• [CONSIGNE 1] Traduisez en anglais la phrase suivante, tirée de la critique du recueil : « « La Sixième Colonne » (pp. 72-78) n'a heureusement rien à voir avec le mauvais roman éponyme de Robert Heinlein. »
• [CONSIGNE 2] D'après la critique du recueil, au nom de quoi le bruit est-il banni dans la nouvelle « Off » ?
• [CONSIGNE 3] Les affirmations suivantes concordent-elles avec la critique du recueil ? Répondez par oui ou par non et citez les mots décisifs. (a) « Comme un miroir mort » joue la carte du space opera. (b) La dernière nouvelle du recueil est « Soleil de soufre ». (c) « La Sixième Colonne » est une longue nouvelle.

• [TEXTE SOURCE]
== == ==
Suit « La Mouche et l'araignée » (pp. 56-71), qui en rajoute encore dans le cauchemar organique, quelque part entre Ballard et Cronenberg. Un texte terrible, mais dont la conclusion m'a laissé un peu perplexe : je ne sais pas si elle est géniale ou décevante...

« La Sixième Colonne » (pp. 72-78) n'a heureusement rien à voir avec le mauvais roman éponyme de Robert Heinlein. C'est une courte nouvelle indubitablement kafkaïenne, et horriblement glaçante. Impressionnant.

« Comme un miroir mort » (pp. 79-118) change la donne, en jouant la carte du space opera, tout en restant typiquement brussolienne. Les bonnes idées abondent dans cette nouvelle décrivant une fascinante nécropole cosmique, et les rites variés qui la définissent. Un très bon texte.

Suit « Soleil de soufre » (pp. 119-129), dans une veine assez proche, un brin vancienne, mais façon surréaliste. Un étrange fantasme pyromane qui ne laisse pas indifférent.

« ... de l'érèbe et de la nuit » (pp. 130-147) inaugure le pendant le plus franchement dystopique du recueil. La ville s'y mue en tentaculaire dortoir, pour d'innombrables victimes d'un sommeil maladif. Très fort.

L'expérience se prolonge avec « Mémorial in vivo. Journal inachevé » (pp. 148-169), impitoyable cauchemar fondé sur la mémoire des sensations. Une excellente idée, brillamment exploitée, pour un résultat presque aussi insoutenable que les tourments qu'elle suscite.

Suit ce qui est à mon sens un des sommets du recueil, avec « Off » (pp. 170-203), variation pertinente de Fahrenheit 451 où le bruit est banni au nom du repos. Une nouvelle très juste, très forte, visionnaire.

Petite déception, par contre, pour la dernière nouvelle du recueil, « Anamorphose ou les liens du sang » (pp. 204-219), qui m'a parue un peu téléphonée, même si pas inintéressante...
== == ==
• [DONNÉES]
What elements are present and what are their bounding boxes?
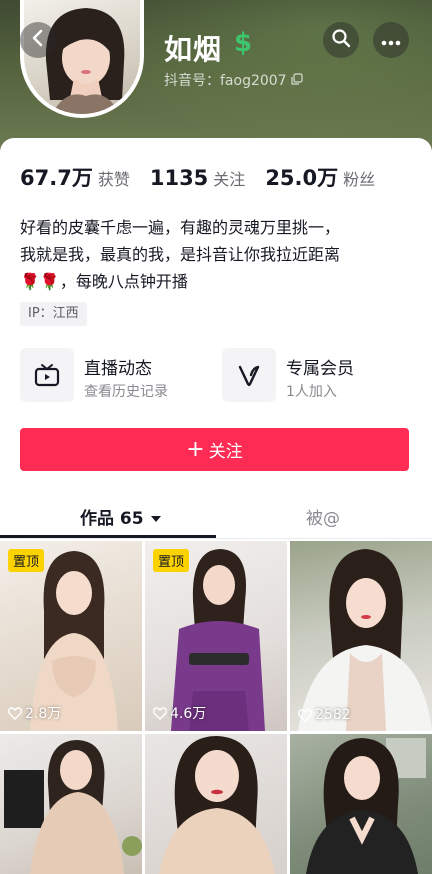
following-count[interactable]: 1135 [150, 166, 208, 190]
ip-location-tag: IP：江西 [20, 302, 87, 326]
vip-v-icon [222, 348, 276, 402]
membership-subtitle: 1人加入 [286, 384, 337, 400]
more-dots-icon [381, 31, 401, 50]
likes-count-text: 2582 [315, 707, 351, 723]
video-thumbnail[interactable] [145, 734, 287, 874]
tab-mentioned[interactable]: 被@ [306, 504, 340, 529]
heart-icon [8, 706, 22, 720]
tab-works[interactable]: 作品 65 [80, 504, 162, 529]
membership-title: 专属会员 [286, 359, 354, 379]
chevron-left-icon [29, 29, 47, 51]
plus-icon: + [186, 436, 205, 462]
pinned-badge: 置顶 [8, 549, 45, 572]
followers-count[interactable]: 25.0万 [265, 162, 338, 192]
likes-count-text: 4.6万 [170, 706, 207, 722]
following-label[interactable]: 关注 [213, 166, 245, 190]
live-updates-title: 直播动态 [84, 359, 152, 379]
video-thumbnail[interactable] [290, 734, 432, 874]
pinned-badge: 置顶 [153, 549, 190, 572]
caret-down-icon [150, 509, 162, 529]
video-likes: 2582 [298, 707, 351, 723]
likes-label: 获赞 [97, 170, 130, 189]
video-likes: 2.8万 [8, 703, 61, 723]
back-button[interactable] [20, 22, 56, 58]
heart-icon [153, 706, 167, 720]
video-thumbnail[interactable]: 置顶 2.8万 [0, 541, 142, 731]
douyin-id-text: 抖音号：faog2007 [164, 73, 287, 89]
bio-text: 好看的皮囊千虑一遍，有趣的灵魂万里挑一， 我就是我，最真的我，是抖音让你我拉近距… [20, 214, 416, 295]
live-tv-icon [20, 348, 74, 402]
video-thumbnail[interactable] [0, 734, 142, 874]
video-thumbnail[interactable]: 2582 [290, 541, 432, 731]
copy-icon[interactable] [291, 73, 303, 89]
more-button[interactable] [373, 22, 409, 58]
search-icon [331, 28, 351, 52]
rose-emoji: 🌹🌹 [20, 272, 60, 291]
profile-card: 67.7万 获赞 1135 关注 25.0万 粉丝 好看的皮囊千虑一遍，有趣的灵… [0, 138, 432, 874]
profile-name: 如烟 [164, 33, 223, 66]
followers-label[interactable]: 粉丝 [343, 166, 375, 190]
bio-line-1: 好看的皮囊千虑一遍，有趣的灵魂万里挑一， [20, 218, 341, 237]
video-likes: 4.6万 [153, 703, 206, 723]
tab-works-label: 作品 65 [80, 509, 144, 529]
live-updates-subtitle: 查看历史记录 [84, 384, 168, 400]
video-thumbnail[interactable]: 置顶 4.6万 [145, 541, 287, 731]
likes-count: 67.7万 [20, 166, 93, 190]
heart-icon [298, 708, 312, 722]
douyin-id[interactable]: 抖音号：faog2007 [164, 70, 303, 90]
bio-line-2: 我就是我，最真的我，是抖音让你我拉近距离 [20, 245, 341, 264]
follow-button-label: 关注 [208, 442, 243, 462]
active-tab-indicator [0, 535, 216, 538]
dollar-badge-icon: $ [234, 28, 253, 58]
bio-line-3: 🌹🌹，每晚八点钟开播 [20, 268, 416, 295]
stats-row: 67.7万 获赞 1135 关注 25.0万 粉丝 [20, 162, 395, 192]
content-tabs: 作品 65 被@ [0, 498, 432, 539]
follow-button[interactable]: + 关注 [20, 428, 409, 471]
likes-count-text: 2.8万 [25, 706, 62, 722]
bio-line-3-text: ，每晚八点钟开播 [59, 272, 188, 291]
search-button[interactable] [323, 22, 359, 58]
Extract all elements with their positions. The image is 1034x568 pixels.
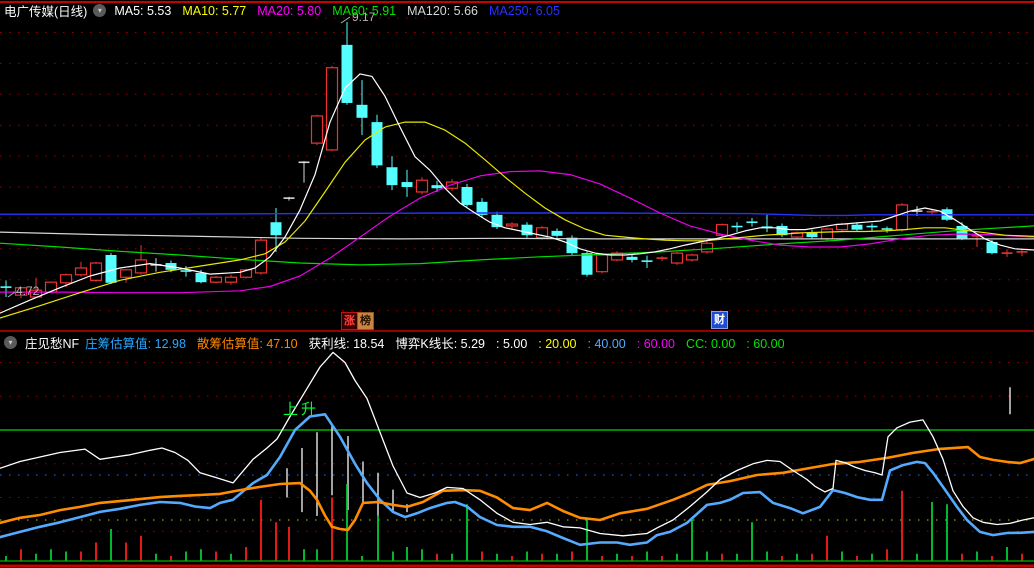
indicator-value: : 5.00 (496, 337, 527, 351)
limit-up-badge: 涨 (341, 312, 358, 330)
indicator-name: 庄见愁NF (25, 333, 79, 352)
indicator-values: 庄筹估算值: 12.98 散筹估算值: 47.10 获利线: 18.54 博弈K线长:… (85, 333, 795, 352)
chevron-down-icon[interactable]: ▾ (93, 4, 106, 17)
indicator-value: 庄筹估算值: 12.98 (85, 337, 186, 351)
main-chart-header: 电广传媒(日线) ▾ MA5: 5.53 MA10: 5.77 MA20: 5.80… (4, 1, 571, 20)
stock-title: 电广传媒(日线) (4, 1, 87, 20)
chevron-down-icon[interactable]: ▾ (4, 336, 17, 349)
indicator-value: : 60.00 (746, 337, 784, 351)
ma-value: MA5: 5.53 (114, 4, 171, 18)
stock-app-window: { "header": { "title": "电广传媒(日线)", "coll… (0, 0, 1034, 568)
indicator-value: 散筹估算值: 47.10 (197, 337, 298, 351)
indicator-value: : 20.00 (538, 337, 576, 351)
ma-value: MA250: 6.05 (489, 4, 560, 18)
indicator-value: CC: 0.00 (686, 337, 735, 351)
indicator-value: : 60.00 (637, 337, 675, 351)
indicator-value: 获利线: 18.54 (309, 337, 385, 351)
rise-label: 上升 (283, 398, 319, 419)
ma-value: MA10: 5.77 (182, 4, 246, 18)
ma-value: MA20: 5.80 (257, 4, 321, 18)
indicator-value: : 40.00 (588, 337, 626, 351)
ma-value: MA60: 5.91 (332, 4, 396, 18)
finance-news-badge: 财 (711, 311, 728, 329)
ma-values: MA5: 5.53 MA10: 5.77 MA20: 5.80 MA60: 5.91 M… (114, 4, 571, 18)
indicator-value: 博弈K线长: 5.29 (395, 337, 485, 351)
ma-value: MA120: 5.66 (407, 4, 478, 18)
rank-badge: 榜 (357, 312, 374, 330)
low-price-label: 4.72 (16, 284, 39, 298)
candlestick-chart (0, 0, 1034, 568)
indicator-panel-header: ▾ 庄见愁NF 庄筹估算值: 12.98 散筹估算值: 47.10 获利线: 18.… (4, 333, 796, 352)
== == ==
• [RÉPONSE ATTENDUE 1] "La Sixième Colonne" (pp. 72-78) fortunately has nothing to do with Robert Heinlein's bad novel of the same name.

• [RÉPONSE ATTENDUE 2] Au nom du repos.

• [RÉPONSE ATTENDUE 3]
(a) Oui : « en jouant la carte du space opera ».
(b) Non : « la dernière nouvelle du recueil, « Anamorphose ou les liens du sang » ».
(c) Non : « C'est une courte nouvelle indubitablement kafkaïenne ».